GIVEN EXERCISE - Exactly and only the lines from the one with "Type out the text in this image." through the end of the listing are to be transcribed, both ends included.

DATASET RECORDS -
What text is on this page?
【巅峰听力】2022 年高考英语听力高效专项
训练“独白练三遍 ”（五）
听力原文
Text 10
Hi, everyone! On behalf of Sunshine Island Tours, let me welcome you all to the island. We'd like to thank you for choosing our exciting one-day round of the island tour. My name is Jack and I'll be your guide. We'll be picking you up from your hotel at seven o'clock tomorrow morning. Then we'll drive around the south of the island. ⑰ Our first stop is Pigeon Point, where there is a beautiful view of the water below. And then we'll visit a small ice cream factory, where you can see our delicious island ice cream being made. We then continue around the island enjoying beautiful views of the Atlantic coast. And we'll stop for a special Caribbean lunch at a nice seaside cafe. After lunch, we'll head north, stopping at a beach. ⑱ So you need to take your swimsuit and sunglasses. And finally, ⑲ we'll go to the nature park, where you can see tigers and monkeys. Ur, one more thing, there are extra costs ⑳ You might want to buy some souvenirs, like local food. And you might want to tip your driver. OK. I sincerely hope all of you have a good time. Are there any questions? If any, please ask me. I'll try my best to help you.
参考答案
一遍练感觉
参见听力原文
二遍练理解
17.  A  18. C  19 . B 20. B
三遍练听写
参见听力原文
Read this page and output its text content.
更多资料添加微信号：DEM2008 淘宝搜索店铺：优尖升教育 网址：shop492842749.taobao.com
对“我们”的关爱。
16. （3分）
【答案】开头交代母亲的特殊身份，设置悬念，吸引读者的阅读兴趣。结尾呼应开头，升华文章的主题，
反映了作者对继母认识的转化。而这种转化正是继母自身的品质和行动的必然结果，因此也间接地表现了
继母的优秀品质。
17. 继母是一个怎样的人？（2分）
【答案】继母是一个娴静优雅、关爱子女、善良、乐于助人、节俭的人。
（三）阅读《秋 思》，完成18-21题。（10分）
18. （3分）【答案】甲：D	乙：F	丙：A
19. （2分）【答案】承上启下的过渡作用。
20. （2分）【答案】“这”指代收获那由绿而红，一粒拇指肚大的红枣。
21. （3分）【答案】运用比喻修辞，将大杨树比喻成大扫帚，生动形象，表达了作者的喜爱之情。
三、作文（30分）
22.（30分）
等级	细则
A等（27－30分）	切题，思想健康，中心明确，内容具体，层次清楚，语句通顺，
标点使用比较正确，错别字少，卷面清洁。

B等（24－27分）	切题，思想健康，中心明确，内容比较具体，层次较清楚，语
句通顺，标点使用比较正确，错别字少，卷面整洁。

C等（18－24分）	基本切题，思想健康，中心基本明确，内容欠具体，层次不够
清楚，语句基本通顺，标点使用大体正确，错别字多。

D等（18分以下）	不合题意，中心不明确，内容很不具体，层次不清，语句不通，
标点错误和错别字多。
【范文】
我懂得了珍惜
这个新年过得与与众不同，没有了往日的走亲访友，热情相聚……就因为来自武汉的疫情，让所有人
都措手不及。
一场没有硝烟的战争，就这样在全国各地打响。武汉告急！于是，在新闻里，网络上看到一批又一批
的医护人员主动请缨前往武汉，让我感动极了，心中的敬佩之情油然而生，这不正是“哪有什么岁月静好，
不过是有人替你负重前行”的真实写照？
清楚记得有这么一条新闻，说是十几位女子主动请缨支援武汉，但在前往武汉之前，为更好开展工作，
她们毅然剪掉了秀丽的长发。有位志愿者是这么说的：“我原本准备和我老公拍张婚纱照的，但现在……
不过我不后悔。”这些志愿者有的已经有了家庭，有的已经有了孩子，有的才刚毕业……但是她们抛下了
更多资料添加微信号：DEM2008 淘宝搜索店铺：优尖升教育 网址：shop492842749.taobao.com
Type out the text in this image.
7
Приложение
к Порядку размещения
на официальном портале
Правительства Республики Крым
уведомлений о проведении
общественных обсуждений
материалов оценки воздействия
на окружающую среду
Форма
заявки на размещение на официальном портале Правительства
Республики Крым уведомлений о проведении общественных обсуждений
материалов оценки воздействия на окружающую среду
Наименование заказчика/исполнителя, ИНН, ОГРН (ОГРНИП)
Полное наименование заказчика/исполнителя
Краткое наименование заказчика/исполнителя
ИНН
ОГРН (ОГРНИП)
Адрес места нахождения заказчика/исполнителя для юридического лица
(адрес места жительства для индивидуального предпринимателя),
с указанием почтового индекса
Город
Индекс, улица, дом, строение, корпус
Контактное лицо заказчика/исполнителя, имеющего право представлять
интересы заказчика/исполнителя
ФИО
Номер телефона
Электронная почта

RESULT FOR THIS EXERCISE -
Type out the text in this image.
7
Приложение
к Порядку размещения
на официальном портале
Правительства Республики Крым
уведомлений о проведении
общественных обсуждений
материалов оценки воздействия
на окружающую среду
Форма
заявки на размещение на официальном портале Правительства
Республики Крым уведомлений о проведении общественных обсуждений
материалов оценки воздействия на окружающую среду
Наименование заказчика/исполнителя, ИНН, ОГРН (ОГРНИП)
Полное наименование заказчика/исполнителя
Краткое наименование заказчика/исполнителя
ИНН
ОГРН (ОГРНИП)
Адрес места нахождения заказчика/исполнителя для юридического лица
(адрес места жительства для индивидуального предпринимателя),
с указанием почтового индекса
Город
Индекс, улица, дом, строение, корпус
Контактное лицо заказчика/исполнителя, имеющего право представлять
интересы заказчика/исполнителя
ФИО
Номер телефона
Электронная почта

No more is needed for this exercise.